• **WHAT YOU HAVE TO DO**:
Copy every record word for word.

__________

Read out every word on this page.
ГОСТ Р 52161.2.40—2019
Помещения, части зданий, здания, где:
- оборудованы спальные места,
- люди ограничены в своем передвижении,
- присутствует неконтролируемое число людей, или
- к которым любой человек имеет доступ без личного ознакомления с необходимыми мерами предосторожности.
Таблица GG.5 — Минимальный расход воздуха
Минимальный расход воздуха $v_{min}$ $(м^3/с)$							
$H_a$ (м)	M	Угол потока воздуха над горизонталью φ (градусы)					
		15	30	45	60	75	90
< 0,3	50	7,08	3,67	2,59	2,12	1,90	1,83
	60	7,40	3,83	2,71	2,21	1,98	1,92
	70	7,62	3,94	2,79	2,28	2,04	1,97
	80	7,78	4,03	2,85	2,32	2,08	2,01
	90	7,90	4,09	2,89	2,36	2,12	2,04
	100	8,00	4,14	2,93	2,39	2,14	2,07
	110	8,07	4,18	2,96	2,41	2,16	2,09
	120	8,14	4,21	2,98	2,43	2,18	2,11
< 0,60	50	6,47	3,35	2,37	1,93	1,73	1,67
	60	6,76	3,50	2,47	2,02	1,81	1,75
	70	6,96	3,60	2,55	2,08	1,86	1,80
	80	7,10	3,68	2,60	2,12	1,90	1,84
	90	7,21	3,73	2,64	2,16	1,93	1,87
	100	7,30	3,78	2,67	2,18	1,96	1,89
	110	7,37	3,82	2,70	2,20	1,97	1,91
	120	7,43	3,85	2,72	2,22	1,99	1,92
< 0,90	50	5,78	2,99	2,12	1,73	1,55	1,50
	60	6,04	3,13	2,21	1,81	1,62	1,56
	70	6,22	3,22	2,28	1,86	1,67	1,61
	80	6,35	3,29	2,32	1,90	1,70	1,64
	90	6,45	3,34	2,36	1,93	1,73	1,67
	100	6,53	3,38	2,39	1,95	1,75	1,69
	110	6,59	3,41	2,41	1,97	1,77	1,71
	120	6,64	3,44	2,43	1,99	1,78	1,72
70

__________

• **COMPLETE OUTPUT**:
Read out every word on this page.
ГОСТ Р 52161.2.40—2019
Помещения, части зданий, здания, где:
- оборудованы спальные места,
- люди ограничены в своем передвижении,
- присутствует неконтролируемое число людей, или
- к которым любой человек имеет доступ без личного ознакомления с необходимыми мерами предосторожности.
Таблица GG.5 — Минимальный расход воздуха
Минимальный расход воздуха $v_{min}$ $(м^3/с)$							
$H_a$ (м)	M	Угол потока воздуха над горизонталью φ (градусы)					
		15	30	45	60	75	90
< 0,3	50	7,08	3,67	2,59	2,12	1,90	1,83
	60	7,40	3,83	2,71	2,21	1,98	1,92
	70	7,62	3,94	2,79	2,28	2,04	1,97
	80	7,78	4,03	2,85	2,32	2,08	2,01
	90	7,90	4,09	2,89	2,36	2,12	2,04
	100	8,00	4,14	2,93	2,39	2,14	2,07
	110	8,07	4,18	2,96	2,41	2,16	2,09
	120	8,14	4,21	2,98	2,43	2,18	2,11
< 0,60	50	6,47	3,35	2,37	1,93	1,73	1,67
	60	6,76	3,50	2,47	2,02	1,81	1,75
	70	6,96	3,60	2,55	2,08	1,86	1,80
	80	7,10	3,68	2,60	2,12	1,90	1,84
	90	7,21	3,73	2,64	2,16	1,93	1,87
	100	7,30	3,78	2,67	2,18	1,96	1,89
	110	7,37	3,82	2,70	2,20	1,97	1,91
	120	7,43	3,85	2,72	2,22	1,99	1,92
< 0,90	50	5,78	2,99	2,12	1,73	1,55	1,50
	60	6,04	3,13	2,21	1,81	1,62	1,56
	70	6,22	3,22	2,28	1,86	1,67	1,61
	80	6,35	3,29	2,32	1,90	1,70	1,64
	90	6,45	3,34	2,36	1,93	1,73	1,67
	100	6,53	3,38	2,39	1,95	1,75	1,69
	110	6,59	3,41	2,41	1,97	1,77	1,71
	120	6,64	3,44	2,43	1,99	1,78	1,72
70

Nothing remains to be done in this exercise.